# Description of the task:
Filter the listing and keep only the lines with the word "Grey".

-- BEGIN Records provided --

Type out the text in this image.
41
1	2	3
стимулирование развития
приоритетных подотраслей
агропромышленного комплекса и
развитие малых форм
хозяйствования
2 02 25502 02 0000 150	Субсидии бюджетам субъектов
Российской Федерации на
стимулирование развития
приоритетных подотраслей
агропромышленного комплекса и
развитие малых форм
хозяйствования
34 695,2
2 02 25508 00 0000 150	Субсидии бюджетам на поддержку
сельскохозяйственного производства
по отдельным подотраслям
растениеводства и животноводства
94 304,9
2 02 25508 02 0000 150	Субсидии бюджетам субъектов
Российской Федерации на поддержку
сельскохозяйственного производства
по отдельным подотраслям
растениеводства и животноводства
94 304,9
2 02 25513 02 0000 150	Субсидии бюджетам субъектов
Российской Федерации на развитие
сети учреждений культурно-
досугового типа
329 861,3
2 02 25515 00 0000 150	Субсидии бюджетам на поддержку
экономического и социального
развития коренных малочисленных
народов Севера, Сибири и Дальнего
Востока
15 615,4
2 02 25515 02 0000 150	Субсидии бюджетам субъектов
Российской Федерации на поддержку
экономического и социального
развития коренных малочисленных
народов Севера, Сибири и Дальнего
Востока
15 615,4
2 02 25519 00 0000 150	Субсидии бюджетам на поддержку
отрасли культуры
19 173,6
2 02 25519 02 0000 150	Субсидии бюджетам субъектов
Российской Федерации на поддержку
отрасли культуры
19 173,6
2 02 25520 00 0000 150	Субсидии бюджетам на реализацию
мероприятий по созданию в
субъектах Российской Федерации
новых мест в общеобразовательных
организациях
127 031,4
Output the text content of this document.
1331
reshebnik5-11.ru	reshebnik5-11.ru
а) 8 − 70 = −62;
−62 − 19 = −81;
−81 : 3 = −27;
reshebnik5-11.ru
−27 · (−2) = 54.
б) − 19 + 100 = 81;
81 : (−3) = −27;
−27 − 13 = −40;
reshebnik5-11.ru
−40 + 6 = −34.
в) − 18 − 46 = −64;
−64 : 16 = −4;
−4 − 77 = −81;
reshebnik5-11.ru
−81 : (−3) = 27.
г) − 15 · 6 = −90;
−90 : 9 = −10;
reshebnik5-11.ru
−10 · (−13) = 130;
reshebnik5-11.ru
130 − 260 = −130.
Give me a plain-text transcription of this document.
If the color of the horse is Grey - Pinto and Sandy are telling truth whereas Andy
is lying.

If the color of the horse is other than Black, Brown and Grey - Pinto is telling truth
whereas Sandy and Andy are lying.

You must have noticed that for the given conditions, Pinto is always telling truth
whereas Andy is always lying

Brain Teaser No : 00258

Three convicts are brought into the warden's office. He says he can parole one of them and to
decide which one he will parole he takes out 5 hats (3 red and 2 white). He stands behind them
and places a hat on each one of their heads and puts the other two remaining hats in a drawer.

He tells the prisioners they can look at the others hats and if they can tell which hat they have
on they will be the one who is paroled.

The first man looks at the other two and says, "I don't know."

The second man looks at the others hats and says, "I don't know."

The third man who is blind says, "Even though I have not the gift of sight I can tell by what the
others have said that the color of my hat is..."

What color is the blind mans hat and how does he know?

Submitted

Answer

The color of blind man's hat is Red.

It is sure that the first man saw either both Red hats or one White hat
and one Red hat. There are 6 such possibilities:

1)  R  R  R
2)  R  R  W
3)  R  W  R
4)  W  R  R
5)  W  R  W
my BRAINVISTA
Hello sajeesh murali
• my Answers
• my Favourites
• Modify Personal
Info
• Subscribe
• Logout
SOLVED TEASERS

-- END Records provided --

# The answer:
If the color of the horse is Grey - Pinto and Sandy are telling truth whereas Andy
If the color of the horse is other than Black, Brown and Grey - Pinto is telling truth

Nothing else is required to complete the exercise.